Task objective> Wherever the string "annotations" occurs in a line of these records, report that line.

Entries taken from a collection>
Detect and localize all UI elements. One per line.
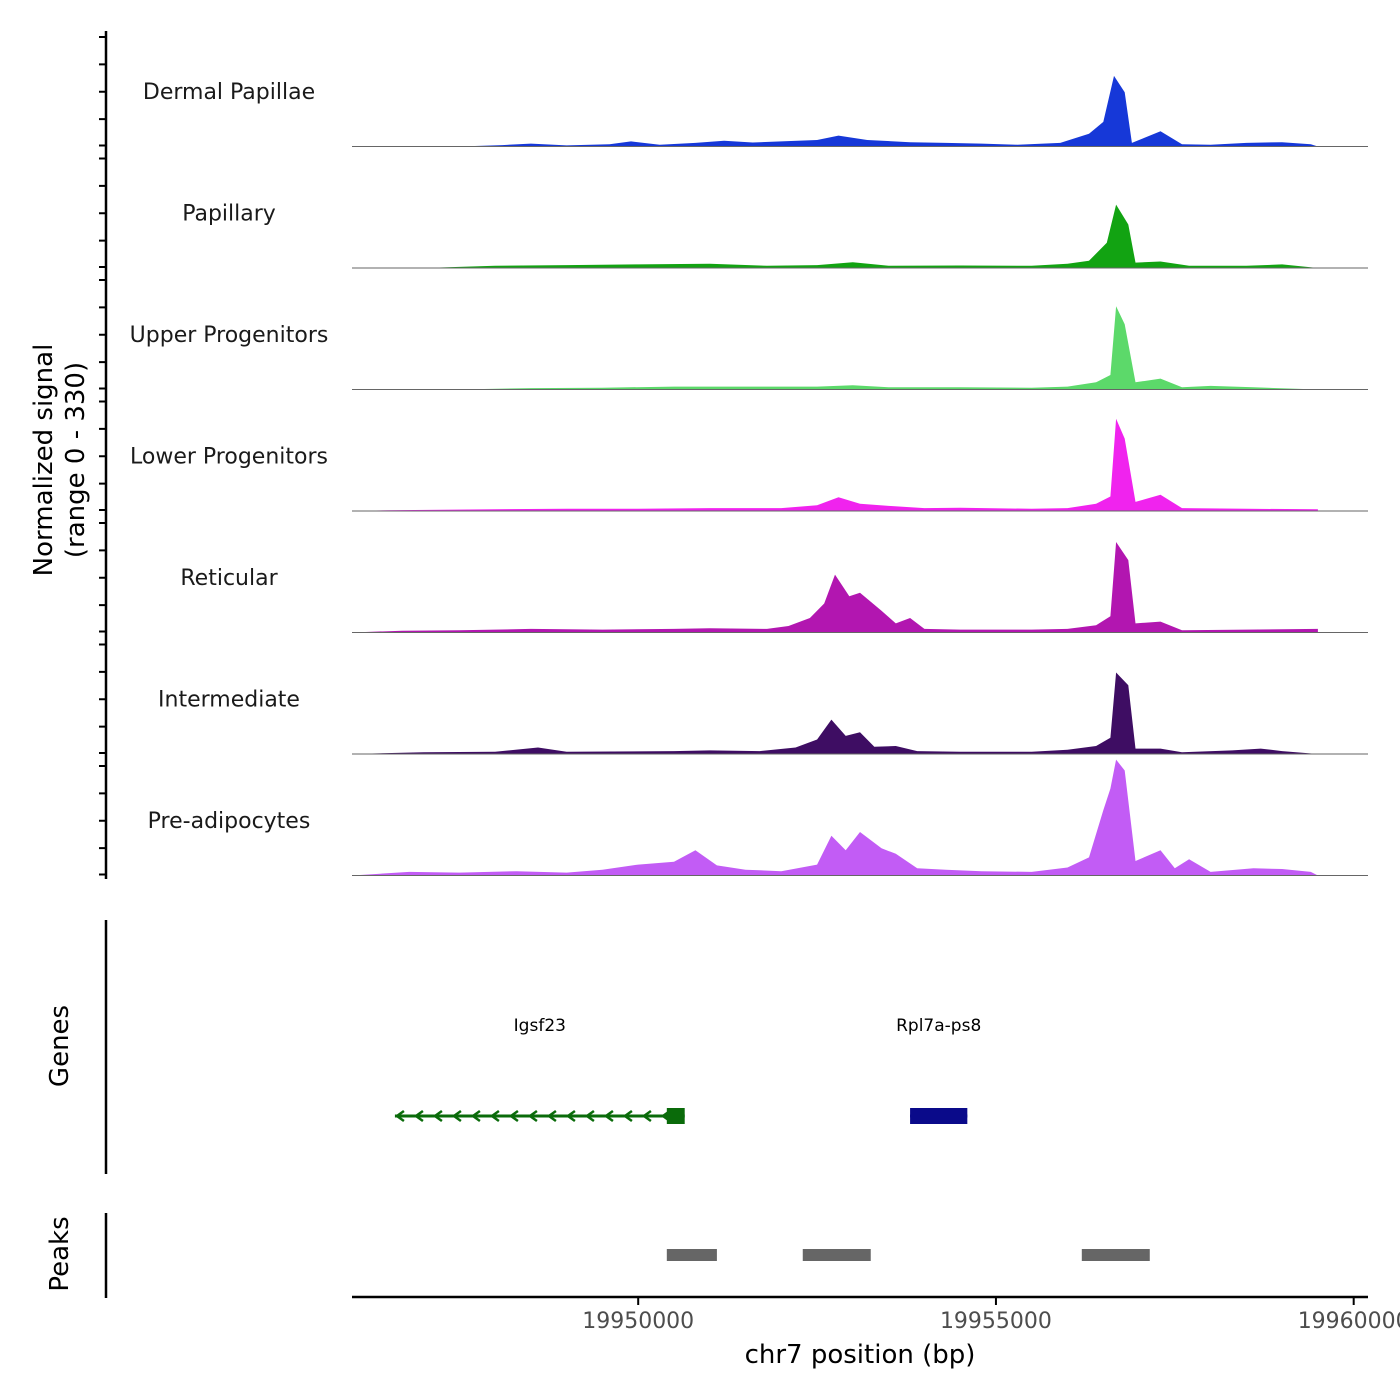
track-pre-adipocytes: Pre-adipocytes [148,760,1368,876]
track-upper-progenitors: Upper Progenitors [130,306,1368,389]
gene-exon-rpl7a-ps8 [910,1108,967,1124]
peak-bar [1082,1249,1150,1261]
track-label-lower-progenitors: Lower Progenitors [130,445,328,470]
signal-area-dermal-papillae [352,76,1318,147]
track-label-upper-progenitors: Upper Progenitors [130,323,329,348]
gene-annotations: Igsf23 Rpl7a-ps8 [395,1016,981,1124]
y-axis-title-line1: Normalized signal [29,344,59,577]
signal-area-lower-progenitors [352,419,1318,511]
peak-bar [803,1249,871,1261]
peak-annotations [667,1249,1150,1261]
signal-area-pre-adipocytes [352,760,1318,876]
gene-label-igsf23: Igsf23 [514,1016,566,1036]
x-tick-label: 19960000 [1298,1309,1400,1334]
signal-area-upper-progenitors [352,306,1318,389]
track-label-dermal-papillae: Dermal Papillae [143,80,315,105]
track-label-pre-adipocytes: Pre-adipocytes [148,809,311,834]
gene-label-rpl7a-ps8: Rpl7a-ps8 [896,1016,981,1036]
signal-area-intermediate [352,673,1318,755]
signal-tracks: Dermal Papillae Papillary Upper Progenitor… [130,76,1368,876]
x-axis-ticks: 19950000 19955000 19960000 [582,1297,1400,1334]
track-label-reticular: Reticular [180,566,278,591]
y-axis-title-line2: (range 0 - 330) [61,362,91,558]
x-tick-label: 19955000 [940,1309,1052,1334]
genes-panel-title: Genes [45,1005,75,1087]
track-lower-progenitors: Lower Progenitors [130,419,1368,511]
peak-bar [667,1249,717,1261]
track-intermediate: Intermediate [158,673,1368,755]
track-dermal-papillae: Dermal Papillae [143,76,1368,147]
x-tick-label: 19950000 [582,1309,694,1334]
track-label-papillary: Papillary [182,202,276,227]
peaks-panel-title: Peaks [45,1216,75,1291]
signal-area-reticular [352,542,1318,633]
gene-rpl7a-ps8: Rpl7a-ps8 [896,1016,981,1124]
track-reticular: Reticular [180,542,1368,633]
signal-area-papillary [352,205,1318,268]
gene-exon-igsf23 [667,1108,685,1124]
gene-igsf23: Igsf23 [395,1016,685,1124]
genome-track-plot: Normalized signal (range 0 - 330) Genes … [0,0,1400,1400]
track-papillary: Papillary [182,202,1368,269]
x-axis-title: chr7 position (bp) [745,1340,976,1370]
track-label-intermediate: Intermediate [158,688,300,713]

Task solution>
gene-annotations: Igsf23 Rpl7a-ps8 [395,1016,981,1124]
peak-annotations [667,1249,1150,1261]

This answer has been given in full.